WHAT IS NEEDED: Find the lines holding "name" and copy them.

— start of DATA LISTING —

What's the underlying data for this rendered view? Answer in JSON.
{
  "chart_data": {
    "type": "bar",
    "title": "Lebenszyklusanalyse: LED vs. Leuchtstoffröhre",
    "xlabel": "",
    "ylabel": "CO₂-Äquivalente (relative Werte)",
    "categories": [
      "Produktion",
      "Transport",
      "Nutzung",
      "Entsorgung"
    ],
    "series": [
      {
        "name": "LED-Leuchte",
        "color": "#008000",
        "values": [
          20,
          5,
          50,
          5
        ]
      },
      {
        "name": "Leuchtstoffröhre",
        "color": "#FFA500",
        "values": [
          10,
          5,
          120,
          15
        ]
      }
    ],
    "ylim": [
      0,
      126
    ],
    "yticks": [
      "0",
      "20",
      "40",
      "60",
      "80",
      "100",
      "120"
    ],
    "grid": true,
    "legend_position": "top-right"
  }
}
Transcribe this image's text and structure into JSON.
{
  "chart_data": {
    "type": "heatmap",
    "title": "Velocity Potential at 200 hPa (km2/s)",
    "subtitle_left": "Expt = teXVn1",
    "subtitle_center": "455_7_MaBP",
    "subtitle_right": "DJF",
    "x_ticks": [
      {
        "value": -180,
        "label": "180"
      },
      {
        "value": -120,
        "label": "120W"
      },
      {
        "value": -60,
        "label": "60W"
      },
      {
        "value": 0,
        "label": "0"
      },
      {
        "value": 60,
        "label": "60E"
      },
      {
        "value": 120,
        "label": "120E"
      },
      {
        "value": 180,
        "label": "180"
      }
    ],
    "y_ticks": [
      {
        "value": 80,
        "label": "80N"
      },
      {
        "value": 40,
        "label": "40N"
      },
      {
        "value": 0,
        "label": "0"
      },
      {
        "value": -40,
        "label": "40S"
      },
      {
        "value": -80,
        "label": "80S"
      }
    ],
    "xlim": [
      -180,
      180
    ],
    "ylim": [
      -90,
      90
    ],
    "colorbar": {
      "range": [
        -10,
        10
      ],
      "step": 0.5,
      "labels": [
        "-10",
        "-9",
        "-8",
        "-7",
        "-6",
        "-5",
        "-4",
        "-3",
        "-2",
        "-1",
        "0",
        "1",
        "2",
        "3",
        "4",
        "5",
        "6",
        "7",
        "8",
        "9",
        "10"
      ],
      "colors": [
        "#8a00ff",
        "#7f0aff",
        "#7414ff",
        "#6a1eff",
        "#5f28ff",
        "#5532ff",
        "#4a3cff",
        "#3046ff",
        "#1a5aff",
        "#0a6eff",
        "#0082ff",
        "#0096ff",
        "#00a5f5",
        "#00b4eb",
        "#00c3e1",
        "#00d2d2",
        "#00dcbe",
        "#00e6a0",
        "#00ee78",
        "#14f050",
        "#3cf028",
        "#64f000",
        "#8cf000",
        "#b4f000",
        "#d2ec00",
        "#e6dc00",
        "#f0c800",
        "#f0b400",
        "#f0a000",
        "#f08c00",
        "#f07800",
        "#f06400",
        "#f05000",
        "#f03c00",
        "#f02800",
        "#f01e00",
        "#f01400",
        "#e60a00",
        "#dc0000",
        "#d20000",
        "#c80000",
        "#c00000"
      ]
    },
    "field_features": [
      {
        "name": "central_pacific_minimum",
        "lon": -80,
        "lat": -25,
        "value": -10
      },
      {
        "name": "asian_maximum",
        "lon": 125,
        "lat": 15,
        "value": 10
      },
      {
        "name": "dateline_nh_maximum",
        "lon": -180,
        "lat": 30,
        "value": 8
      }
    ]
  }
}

— end of DATA LISTING —

TASK RESPONSE:
        "name": "LED-Leuchte",
        "name": "Leuchtstoffröhre",
        "name": "central_pacific_minimum",
        "name": "asian_maximum",
        "name": "dateline_nh_maximum",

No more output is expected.